== Recorded information ==
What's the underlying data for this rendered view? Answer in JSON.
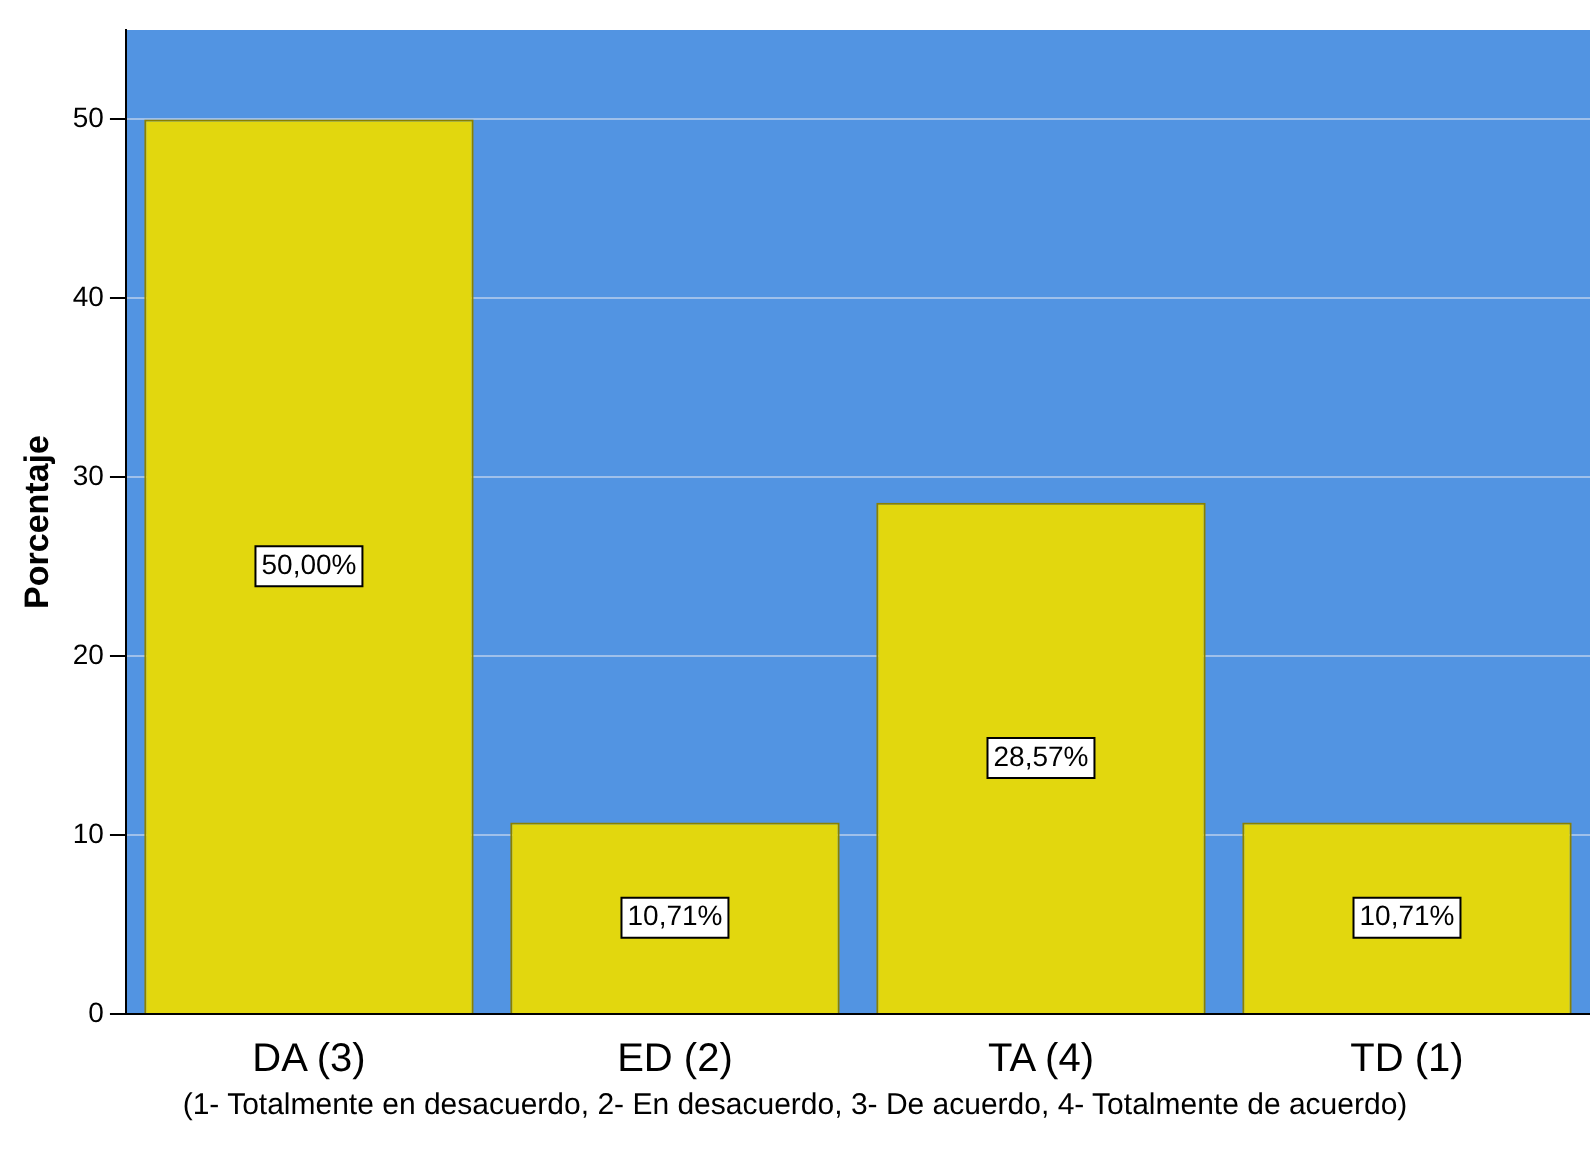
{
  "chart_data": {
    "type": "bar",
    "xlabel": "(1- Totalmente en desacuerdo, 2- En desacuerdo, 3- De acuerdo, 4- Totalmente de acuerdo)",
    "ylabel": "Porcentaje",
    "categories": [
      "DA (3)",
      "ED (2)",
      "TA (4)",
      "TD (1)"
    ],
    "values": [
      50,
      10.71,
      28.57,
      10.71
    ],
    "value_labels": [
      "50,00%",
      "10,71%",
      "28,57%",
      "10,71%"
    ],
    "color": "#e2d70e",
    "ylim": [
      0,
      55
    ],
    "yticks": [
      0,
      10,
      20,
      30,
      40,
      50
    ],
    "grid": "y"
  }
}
===
Work to do: Without the pictures, return all the records precisely as they stand.

Response below:
What's the underlying data for this rendered view? Answer in JSON.
{
  "chart_data": {
    "type": "bar",
    "xlabel": "(1- Totalmente en desacuerdo, 2- En desacuerdo, 3- De acuerdo, 4- Totalmente de acuerdo)",
    "ylabel": "Porcentaje",
    "categories": [
      "DA (3)",
      "ED (2)",
      "TA (4)",
      "TD (1)"
    ],
    "values": [
      50,
      10.71,
      28.57,
      10.71
    ],
    "value_labels": [
      "50,00%",
      "10,71%",
      "28,57%",
      "10,71%"
    ],
    "color": "#e2d70e",
    "ylim": [
      0,
      55
    ],
    "yticks": [
      0,
      10,
      20,
      30,
      40,
      50
    ],
    "grid": "y"
  }
}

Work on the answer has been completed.